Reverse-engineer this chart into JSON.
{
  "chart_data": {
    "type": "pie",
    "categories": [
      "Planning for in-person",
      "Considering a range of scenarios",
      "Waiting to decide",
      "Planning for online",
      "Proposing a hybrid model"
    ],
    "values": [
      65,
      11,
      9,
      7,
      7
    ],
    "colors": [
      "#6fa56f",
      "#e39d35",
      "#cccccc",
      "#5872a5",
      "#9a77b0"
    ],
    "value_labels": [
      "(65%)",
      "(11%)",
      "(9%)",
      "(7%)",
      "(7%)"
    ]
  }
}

##########

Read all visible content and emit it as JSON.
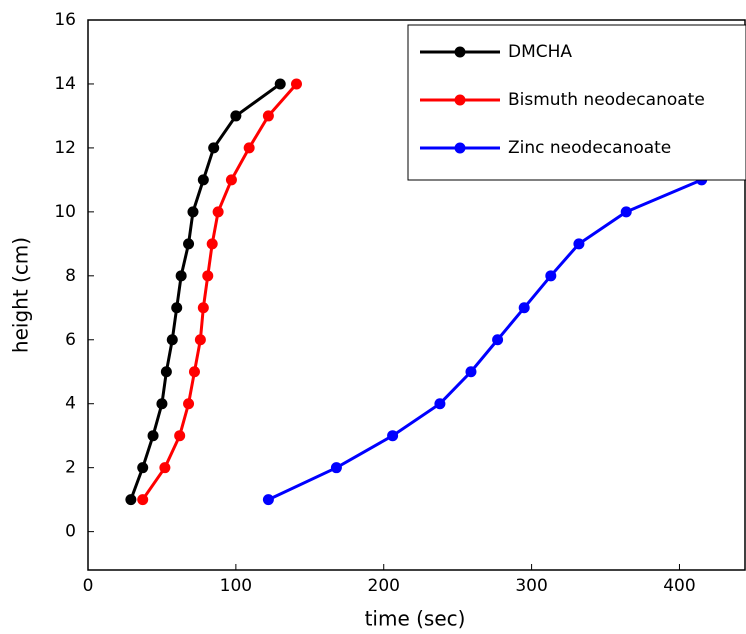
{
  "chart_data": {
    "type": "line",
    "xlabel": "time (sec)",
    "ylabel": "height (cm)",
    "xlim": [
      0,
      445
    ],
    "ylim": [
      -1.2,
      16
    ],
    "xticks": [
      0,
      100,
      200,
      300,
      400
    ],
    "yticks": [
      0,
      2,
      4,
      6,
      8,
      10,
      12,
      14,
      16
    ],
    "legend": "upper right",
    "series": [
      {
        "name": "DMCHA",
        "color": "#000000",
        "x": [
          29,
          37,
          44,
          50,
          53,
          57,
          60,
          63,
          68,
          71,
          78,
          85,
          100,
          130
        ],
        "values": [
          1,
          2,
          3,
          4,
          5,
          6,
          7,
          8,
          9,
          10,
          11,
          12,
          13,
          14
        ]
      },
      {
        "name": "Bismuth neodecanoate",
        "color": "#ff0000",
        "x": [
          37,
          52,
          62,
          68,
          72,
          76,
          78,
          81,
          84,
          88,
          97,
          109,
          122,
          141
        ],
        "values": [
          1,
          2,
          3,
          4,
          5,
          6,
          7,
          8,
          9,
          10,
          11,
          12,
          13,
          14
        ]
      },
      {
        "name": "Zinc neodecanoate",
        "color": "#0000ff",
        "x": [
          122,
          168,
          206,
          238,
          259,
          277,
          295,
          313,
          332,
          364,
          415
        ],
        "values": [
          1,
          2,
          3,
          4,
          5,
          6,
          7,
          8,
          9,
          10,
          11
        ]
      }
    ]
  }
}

##########

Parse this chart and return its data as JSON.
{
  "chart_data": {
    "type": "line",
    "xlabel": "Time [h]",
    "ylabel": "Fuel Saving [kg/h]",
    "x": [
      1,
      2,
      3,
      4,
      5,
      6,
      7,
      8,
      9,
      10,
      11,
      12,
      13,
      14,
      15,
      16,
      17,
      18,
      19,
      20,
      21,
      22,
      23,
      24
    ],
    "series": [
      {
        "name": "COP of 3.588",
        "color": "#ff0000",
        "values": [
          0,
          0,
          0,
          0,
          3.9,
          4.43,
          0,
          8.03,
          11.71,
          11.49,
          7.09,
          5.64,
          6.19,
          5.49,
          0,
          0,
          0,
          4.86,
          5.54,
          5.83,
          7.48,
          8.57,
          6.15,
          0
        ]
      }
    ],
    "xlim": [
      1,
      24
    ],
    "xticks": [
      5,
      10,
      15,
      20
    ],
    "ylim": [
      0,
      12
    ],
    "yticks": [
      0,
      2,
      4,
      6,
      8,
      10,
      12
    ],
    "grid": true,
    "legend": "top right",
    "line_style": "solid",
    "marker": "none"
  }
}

##########

*Set problem*
Gather all lines with the string "name" from the data.

*Task response*
        "name": "DMCHA",
        "name": "Bismuth neodecanoate",
        "name": "Zinc neodecanoate",
        "name": "COP of 3.588",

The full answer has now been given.